**Given instruction:** Write the listing below out again exactly, dropping the images.

**Input:**
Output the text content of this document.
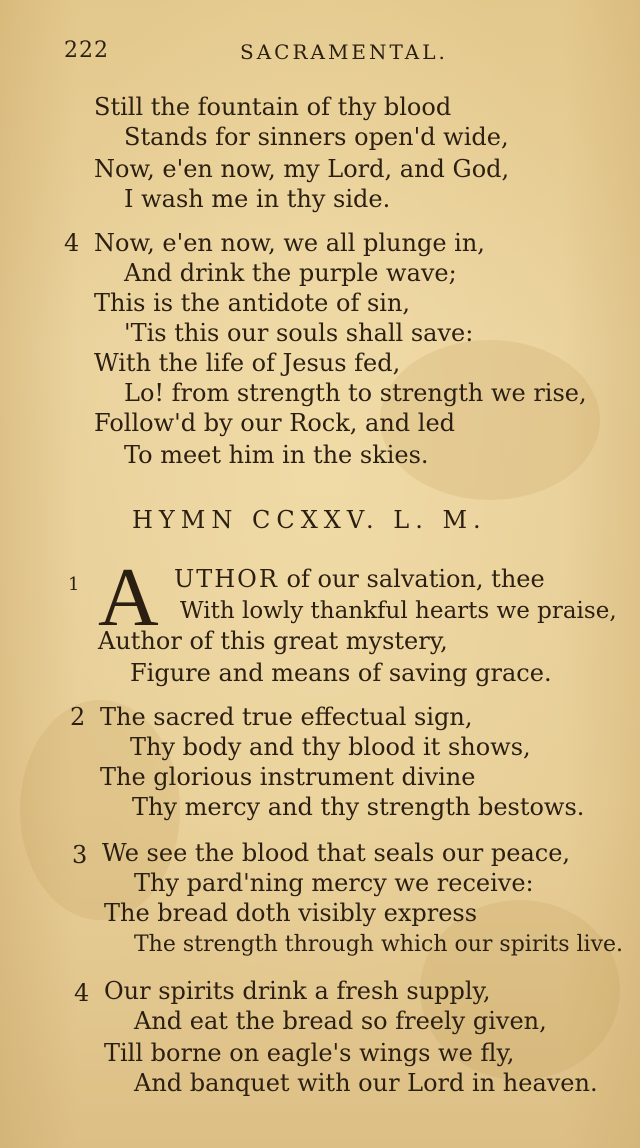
222	SACRAMENTAL.
Still the fountain of thy blood
Stands for sinners open'd wide,
Now, e'en now, my Lord, and God,
I wash me in thy side.
4 Now, e'en now, we all plunge in,
And drink the purple wave;
This is the antidote of sin,
'Tis this our souls shall save:
With the life of Jesus fed,
Lo! from strength to strength we rise,
Follow'd by our Rock, and led
To meet him in the skies.
HYMN CCXXV. L. M.
1 A UTHOR of our salvation, thee
With lowly thankful hearts we praise,
Author of this great mystery,
Figure and means of saving grace.
2 The sacred true effectual sign,
Thy body and thy blood it shows,
The glorious instrument divine
Thy mercy and thy strength bestows.
3 We see the blood that seals our peace,
Thy pard'ning mercy we receive:
The bread doth visibly express
The strength through which our spirits live.
4 Our spirits drink a fresh supply,
And eat the bread so freely given,
Till borne on eagle's wings we fly,
And banquet with our Lord in heaven.
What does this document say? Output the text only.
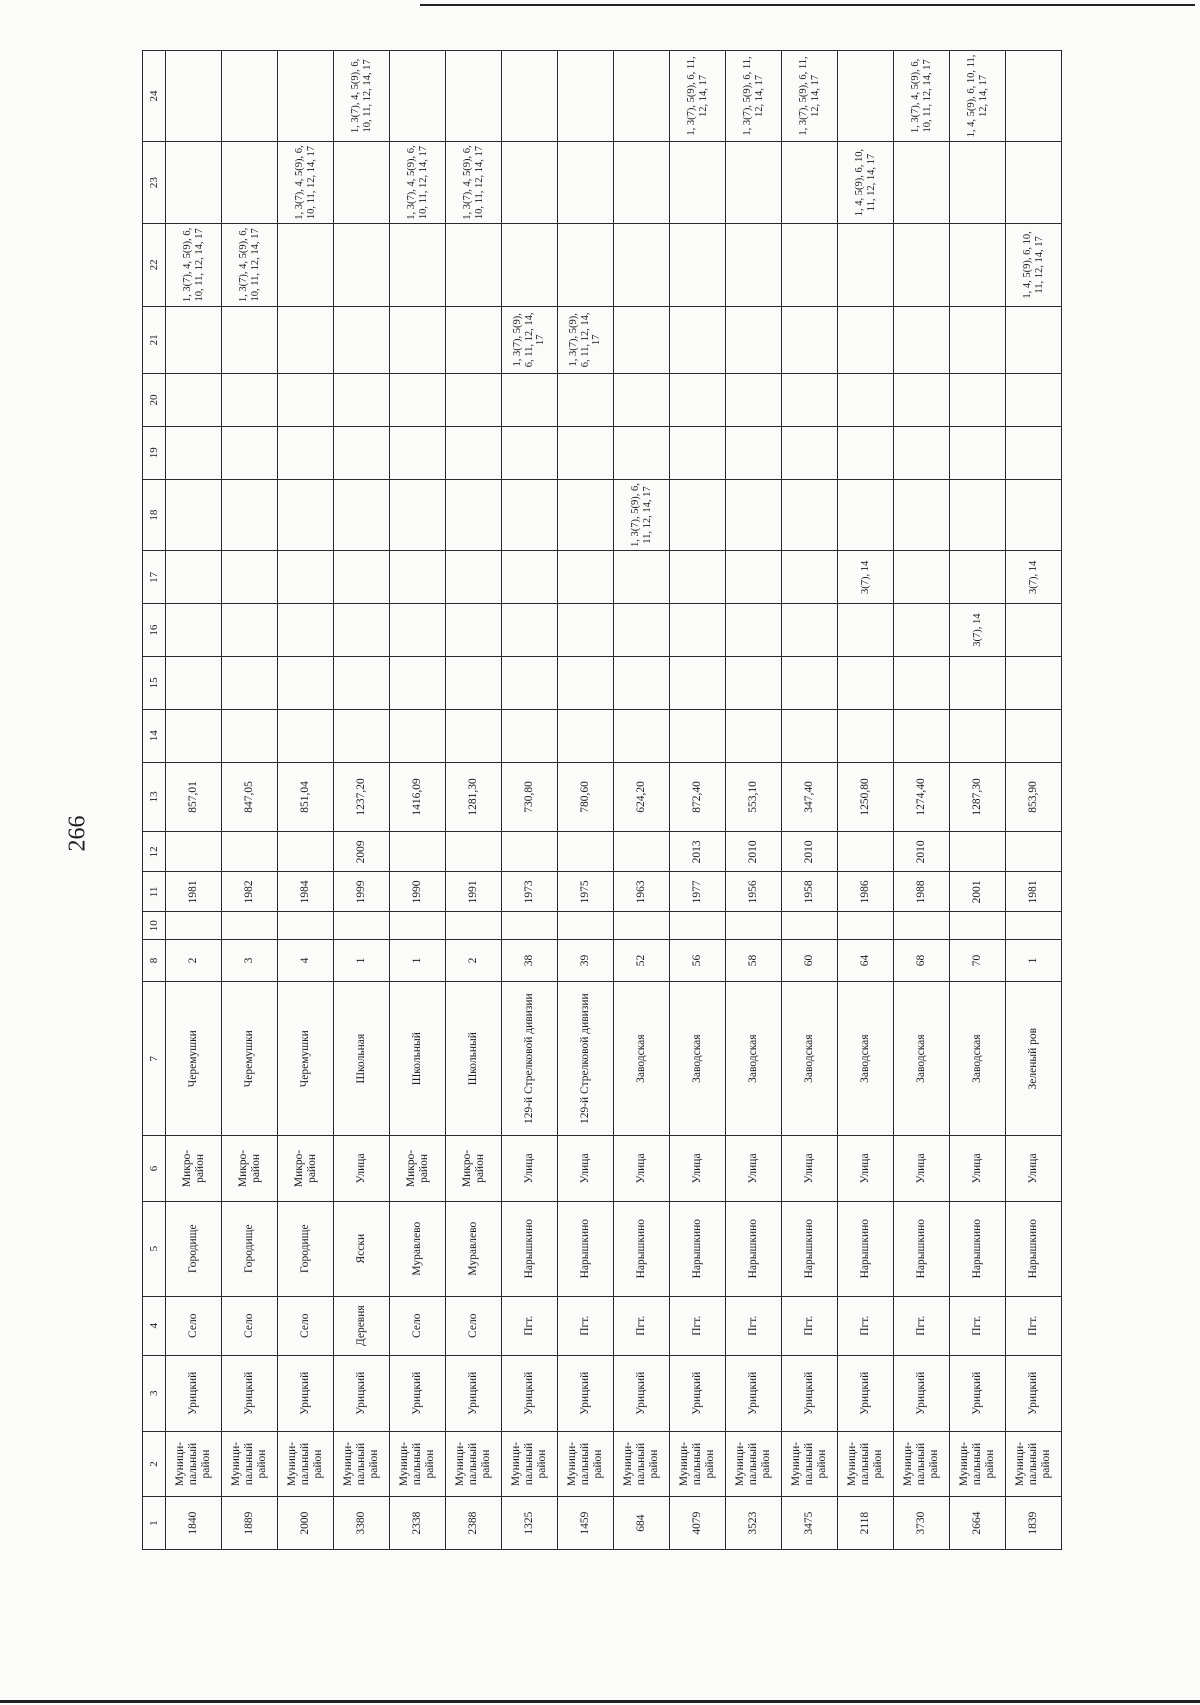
266
1	2	3	4	5	6	7	8	10	11	12	13	14	15	16	17	18	19	20	21	22	23	24
1840	Муници-пальный район	Урицкий	Село	Городище	Микро-район	Черемушки	2		1981		857,01									1, 3(7), 4, 5(9), 6, 10, 11, 12, 14, 17		
1889	Муници-пальный район	Урицкий	Село	Городище	Микро-район	Черемушки	3		1982		847,05									1, 3(7), 4, 5(9), 6, 10, 11, 12, 14, 17		
2000	Муници-пальный район	Урицкий	Село	Городище	Микро-район	Черемушки	4		1984		851,04										1, 3(7), 4, 5(9), 6, 10, 11, 12, 14, 17	
3380	Муници-пальный район	Урицкий	Деревня	Ясски	Улица	Школьная	1		1999	2009	1237,20											1, 3(7), 4, 5(9), 6, 10, 11, 12, 14, 17
2338	Муници-пальный район	Урицкий	Село	Муравлево	Микро-район	Школьный	1		1990		1416,09										1, 3(7), 4, 5(9), 6, 10, 11, 12, 14, 17	
2388	Муници-пальный район	Урицкий	Село	Муравлево	Микро-район	Школьный	2		1991		1281,30										1, 3(7), 4, 5(9), 6, 10, 11, 12, 14, 17	
1325	Муници-пальный район	Урицкий	Пгт.	Нарышкино	Улица	129-й Стрелковой дивизии	38		1973		730,80								1, 3(7), 5(9), 6, 11, 12, 14, 17			
1459	Муници-пальный район	Урицкий	Пгт.	Нарышкино	Улица	129-й Стрелковой дивизии	39		1975		780,60								1, 3(7), 5(9), 6, 11, 12, 14, 17			
684	Муници-пальный район	Урицкий	Пгт.	Нарышкино	Улица	Заводская	52		1963		624,20					1, 3(7), 5(9), 6, 11, 12, 14, 17						
4079	Муници-пальный район	Урицкий	Пгт.	Нарышкино	Улица	Заводская	56		1977	2013	872,40											1, 3(7), 5(9), 6, 11, 12, 14, 17
3523	Муници-пальный район	Урицкий	Пгт.	Нарышкино	Улица	Заводская	58		1956	2010	553,10											1, 3(7), 5(9), 6, 11, 12, 14, 17
3475	Муници-пальный район	Урицкий	Пгт.	Нарышкино	Улица	Заводская	60		1958	2010	347,40											1, 3(7), 5(9), 6, 11, 12, 14, 17
2118	Муници-пальный район	Урицкий	Пгт.	Нарышкино	Улица	Заводская	64		1986		1250,80				3(7), 14						1, 4, 5(9), 6, 10, 11, 12, 14, 17	
3730	Муници-пальный район	Урицкий	Пгт.	Нарышкино	Улица	Заводская	68		1988	2010	1274,40											1, 3(7), 4, 5(9), 6, 10, 11, 12, 14, 17
2664	Муници-пальный район	Урицкий	Пгт.	Нарышкино	Улица	Заводская	70		2001		1287,30			3(7), 14								1, 4, 5(9), 6, 10, 11, 12, 14, 17
1839	Муници-пальный район	Урицкий	Пгт.	Нарышкино	Улица	Зеленый ров	1		1981		853,90				3(7), 14					1, 4, 5(9), 6, 10, 11, 12, 14, 17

**Exercise result:**
Output the text content of this document.
222	SACRAMENTAL.
Still the fountain of thy blood
Stands for sinners open'd wide,
Now, e'en now, my Lord, and God,
I wash me in thy side.
4 Now, e'en now, we all plunge in,
And drink the purple wave;
This is the antidote of sin,
'Tis this our souls shall save:
With the life of Jesus fed,
Lo! from strength to strength we rise,
Follow'd by our Rock, and led
To meet him in the skies.
HYMN CCXXV. L. M.
1 A UTHOR of our salvation, thee
With lowly thankful hearts we praise,
Author of this great mystery,
Figure and means of saving grace.
2 The sacred true effectual sign,
Thy body and thy blood it shows,
The glorious instrument divine
Thy mercy and thy strength bestows.
3 We see the blood that seals our peace,
Thy pard'ning mercy we receive:
The bread doth visibly express
The strength through which our spirits live.
4 Our spirits drink a fresh supply,
And eat the bread so freely given,
Till borne on eagle's wings we fly,
And banquet with our Lord in heaven.
What does this document say? Output the text only.
266
1	2	3	4	5	6	7	8	10	11	12	13	14	15	16	17	18	19	20	21	22	23	24
1840	Муници-пальный район	Урицкий	Село	Городище	Микро-район	Черемушки	2		1981		857,01									1, 3(7), 4, 5(9), 6, 10, 11, 12, 14, 17		
1889	Муници-пальный район	Урицкий	Село	Городище	Микро-район	Черемушки	3		1982		847,05									1, 3(7), 4, 5(9), 6, 10, 11, 12, 14, 17		
2000	Муници-пальный район	Урицкий	Село	Городище	Микро-район	Черемушки	4		1984		851,04										1, 3(7), 4, 5(9), 6, 10, 11, 12, 14, 17	
3380	Муници-пальный район	Урицкий	Деревня	Ясски	Улица	Школьная	1		1999	2009	1237,20											1, 3(7), 4, 5(9), 6, 10, 11, 12, 14, 17
2338	Муници-пальный район	Урицкий	Село	Муравлево	Микро-район	Школьный	1		1990		1416,09										1, 3(7), 4, 5(9), 6, 10, 11, 12, 14, 17	
2388	Муници-пальный район	Урицкий	Село	Муравлево	Микро-район	Школьный	2		1991		1281,30										1, 3(7), 4, 5(9), 6, 10, 11, 12, 14, 17	
1325	Муници-пальный район	Урицкий	Пгт.	Нарышкино	Улица	129-й Стрелковой дивизии	38		1973		730,80								1, 3(7), 5(9), 6, 11, 12, 14, 17			
1459	Муници-пальный район	Урицкий	Пгт.	Нарышкино	Улица	129-й Стрелковой дивизии	39		1975		780,60								1, 3(7), 5(9), 6, 11, 12, 14, 17			
684	Муници-пальный район	Урицкий	Пгт.	Нарышкино	Улица	Заводская	52		1963		624,20					1, 3(7), 5(9), 6, 11, 12, 14, 17						
4079	Муници-пальный район	Урицкий	Пгт.	Нарышкино	Улица	Заводская	56		1977	2013	872,40											1, 3(7), 5(9), 6, 11, 12, 14, 17
3523	Муници-пальный район	Урицкий	Пгт.	Нарышкино	Улица	Заводская	58		1956	2010	553,10											1, 3(7), 5(9), 6, 11, 12, 14, 17
3475	Муници-пальный район	Урицкий	Пгт.	Нарышкино	Улица	Заводская	60		1958	2010	347,40											1, 3(7), 5(9), 6, 11, 12, 14, 17
2118	Муници-пальный район	Урицкий	Пгт.	Нарышкино	Улица	Заводская	64		1986		1250,80				3(7), 14						1, 4, 5(9), 6, 10, 11, 12, 14, 17	
3730	Муници-пальный район	Урицкий	Пгт.	Нарышкино	Улица	Заводская	68		1988	2010	1274,40											1, 3(7), 4, 5(9), 6, 10, 11, 12, 14, 17
2664	Муници-пальный район	Урицкий	Пгт.	Нарышкино	Улица	Заводская	70		2001		1287,30			3(7), 14								1, 4, 5(9), 6, 10, 11, 12, 14, 17
1839	Муници-пальный район	Урицкий	Пгт.	Нарышкино	Улица	Зеленый ров	1		1981		853,90				3(7), 14					1, 4, 5(9), 6, 10, 11, 12, 14, 17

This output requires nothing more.